## Exercise
Filter the entries, keeping every line with the word "this".
-- START OF Given data --
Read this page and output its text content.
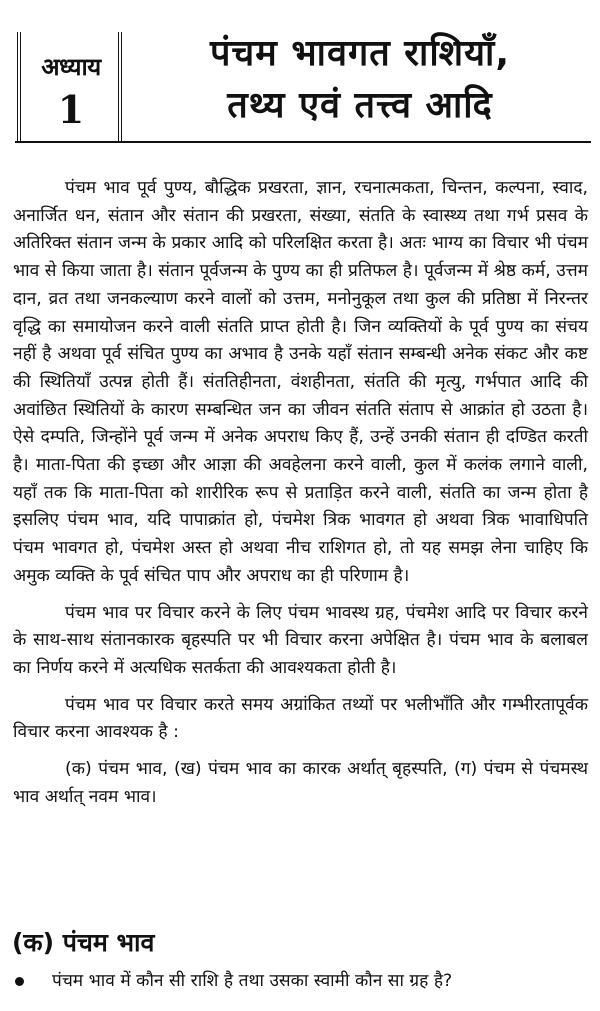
अध्याय
1
पंचम भावगत राशियाँ,
तथ्य एवं तत्त्व आदि

पंचम भाव पूर्व पुण्य, बौद्धिक प्रखरता, ज्ञान, रचनात्मकता, चिन्तन, कल्पना, स्वाद, अनार्जित धन, संतान और संतान की प्रखरता, संख्या, संतति के स्वास्थ्य तथा गर्भ प्रसव के अतिरिक्त संतान जन्म के प्रकार आदि को परिलक्षित करता है। अतः भाग्य का विचार भी पंचम भाव से किया जाता है। संतान पूर्वजन्म के पुण्य का ही प्रतिफल है। पूर्वजन्म में श्रेष्ठ कर्म, उत्तम दान, व्रत तथा जनकल्याण करने वालों को उत्तम, मनोनुकूल तथा कुल की प्रतिष्ठा में निरन्तर वृद्धि का समायोजन करने वाली संतति प्राप्त होती है। जिन व्यक्तियों के पूर्व पुण्य का संचय नहीं है अथवा पूर्व संचित पुण्य का अभाव है उनके यहाँ संतान सम्बन्धी अनेक संकट और कष्ट की स्थितियाँ उत्पन्न होती हैं। संततिहीनता, वंशहीनता, संतति की मृत्यु, गर्भपात आदि की अवांछित स्थितियों के कारण सम्बन्धित जन का जीवन संतति संताप से आक्रांत हो उठता है। ऐसे दम्पति, जिन्होंने पूर्व जन्म में अनेक अपराध किए हैं, उन्हें उनकी संतान ही दण्डित करती है। माता-पिता की इच्छा और आज्ञा की अवहेलना करने वाली, कुल में कलंक लगाने वाली, यहाँ तक कि माता-पिता को शारीरिक रूप से प्रताड़ित करने वाली, संतति का जन्म होता है इसलिए पंचम भाव, यदि पापाक्रांत हो, पंचमेश त्रिक भावगत हो अथवा त्रिक भावाधिपति पंचम भावगत हो, पंचमेश अस्त हो अथवा नीच राशिगत हो, तो यह समझ लेना चाहिए कि अमुक व्यक्ति के पूर्व संचित पाप और अपराध का ही परिणाम है।

पंचम भाव पर विचार करने के लिए पंचम भावस्थ ग्रह, पंचमेश आदि पर विचार करने के साथ-साथ संतानकारक बृहस्पति पर भी विचार करना अपेक्षित है। पंचम भाव के बलाबल का निर्णय करने में अत्यधिक सतर्कता की आवश्यकता होती है।

पंचम भाव पर विचार करते समय अग्रांकित तथ्यों पर भलीभाँति और गम्भीरतापूर्वक विचार करना आवश्यक है :

(क) पंचम भाव, (ख) पंचम भाव का कारक अर्थात् बृहस्पति, (ग) पंचम से पंचमस्थ भाव अर्थात् नवम भाव।

(क) पंचम भाव
पंचम भाव में कौन सी राशि है तथा उसका स्वामी कौन सा ग्रह है?
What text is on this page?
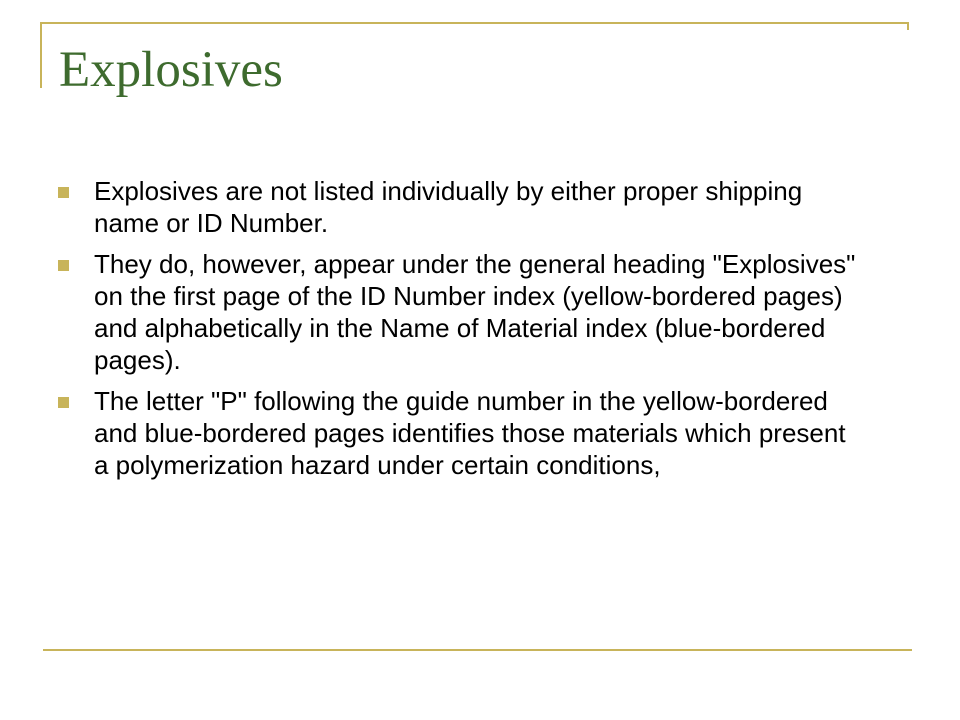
Explosives
Explosives are not listed individually by either proper shipping name or ID Number.
They do, however, appear under the general heading "Explosives" on the first page of the ID Number index (yellow-bordered pages) and alphabetically in the Name of Material index (blue-bordered pages).
The letter "P" following the guide number in the yellow-bordered and blue-bordered pages identifies those materials which present a polymerization hazard under certain conditions,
-- END OF Given data --
## Output
Read this page and output its text content.
What text is on this page?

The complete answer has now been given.